-- start of Provided data --
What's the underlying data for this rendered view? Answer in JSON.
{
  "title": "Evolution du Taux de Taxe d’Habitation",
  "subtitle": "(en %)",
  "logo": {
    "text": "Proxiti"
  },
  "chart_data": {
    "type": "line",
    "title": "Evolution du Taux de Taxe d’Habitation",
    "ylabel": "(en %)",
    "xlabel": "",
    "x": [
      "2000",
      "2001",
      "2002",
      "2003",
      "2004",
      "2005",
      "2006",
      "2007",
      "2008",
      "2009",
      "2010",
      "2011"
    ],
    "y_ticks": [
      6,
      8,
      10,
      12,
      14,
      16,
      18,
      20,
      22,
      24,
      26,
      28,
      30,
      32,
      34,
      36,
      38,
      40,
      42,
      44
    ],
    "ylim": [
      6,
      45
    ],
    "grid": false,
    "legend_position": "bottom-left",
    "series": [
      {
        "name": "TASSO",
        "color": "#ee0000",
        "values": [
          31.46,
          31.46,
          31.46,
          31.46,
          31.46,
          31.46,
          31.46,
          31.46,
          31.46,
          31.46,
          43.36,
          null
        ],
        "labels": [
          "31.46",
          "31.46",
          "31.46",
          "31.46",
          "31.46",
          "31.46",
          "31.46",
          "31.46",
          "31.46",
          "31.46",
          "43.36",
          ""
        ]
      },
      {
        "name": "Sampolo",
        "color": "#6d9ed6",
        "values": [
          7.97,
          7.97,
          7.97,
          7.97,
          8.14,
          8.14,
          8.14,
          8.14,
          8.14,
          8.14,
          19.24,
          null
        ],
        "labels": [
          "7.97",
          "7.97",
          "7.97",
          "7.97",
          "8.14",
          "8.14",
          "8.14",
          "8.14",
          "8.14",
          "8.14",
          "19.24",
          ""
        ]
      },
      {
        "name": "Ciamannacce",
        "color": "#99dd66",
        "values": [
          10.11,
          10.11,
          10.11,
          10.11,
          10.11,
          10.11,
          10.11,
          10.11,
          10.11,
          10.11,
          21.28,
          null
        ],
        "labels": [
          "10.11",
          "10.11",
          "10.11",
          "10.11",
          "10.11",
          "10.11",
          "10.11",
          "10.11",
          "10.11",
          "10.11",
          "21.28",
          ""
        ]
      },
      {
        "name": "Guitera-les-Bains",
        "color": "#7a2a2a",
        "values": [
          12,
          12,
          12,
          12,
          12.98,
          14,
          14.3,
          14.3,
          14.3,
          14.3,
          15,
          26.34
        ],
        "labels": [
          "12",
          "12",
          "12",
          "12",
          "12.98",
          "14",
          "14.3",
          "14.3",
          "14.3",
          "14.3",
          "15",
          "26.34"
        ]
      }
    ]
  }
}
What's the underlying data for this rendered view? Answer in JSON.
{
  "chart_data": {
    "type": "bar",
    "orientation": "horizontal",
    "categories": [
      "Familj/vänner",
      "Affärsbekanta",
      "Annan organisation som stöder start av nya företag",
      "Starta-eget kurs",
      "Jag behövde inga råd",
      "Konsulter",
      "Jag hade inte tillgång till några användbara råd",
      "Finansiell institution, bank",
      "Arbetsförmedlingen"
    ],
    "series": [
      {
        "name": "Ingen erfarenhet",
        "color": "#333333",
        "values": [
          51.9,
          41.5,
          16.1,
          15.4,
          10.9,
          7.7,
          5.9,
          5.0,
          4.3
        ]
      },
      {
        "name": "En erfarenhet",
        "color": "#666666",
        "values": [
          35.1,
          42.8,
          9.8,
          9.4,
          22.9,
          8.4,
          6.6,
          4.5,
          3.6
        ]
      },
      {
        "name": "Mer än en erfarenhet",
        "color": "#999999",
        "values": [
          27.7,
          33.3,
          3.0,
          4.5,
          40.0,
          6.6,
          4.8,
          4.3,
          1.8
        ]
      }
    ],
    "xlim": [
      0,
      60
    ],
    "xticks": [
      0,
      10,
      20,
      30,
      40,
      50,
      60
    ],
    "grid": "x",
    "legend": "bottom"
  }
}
-- end of Provided data --
_Task:_ Copy all lines from the data that hold the word "color".

_Response for this exercise:_
        "color": "#ee0000",
        "color": "#6d9ed6",
        "color": "#99dd66",
        "color": "#7a2a2a",
        "color": "#333333",
        "color": "#666666",
        "color": "#999999",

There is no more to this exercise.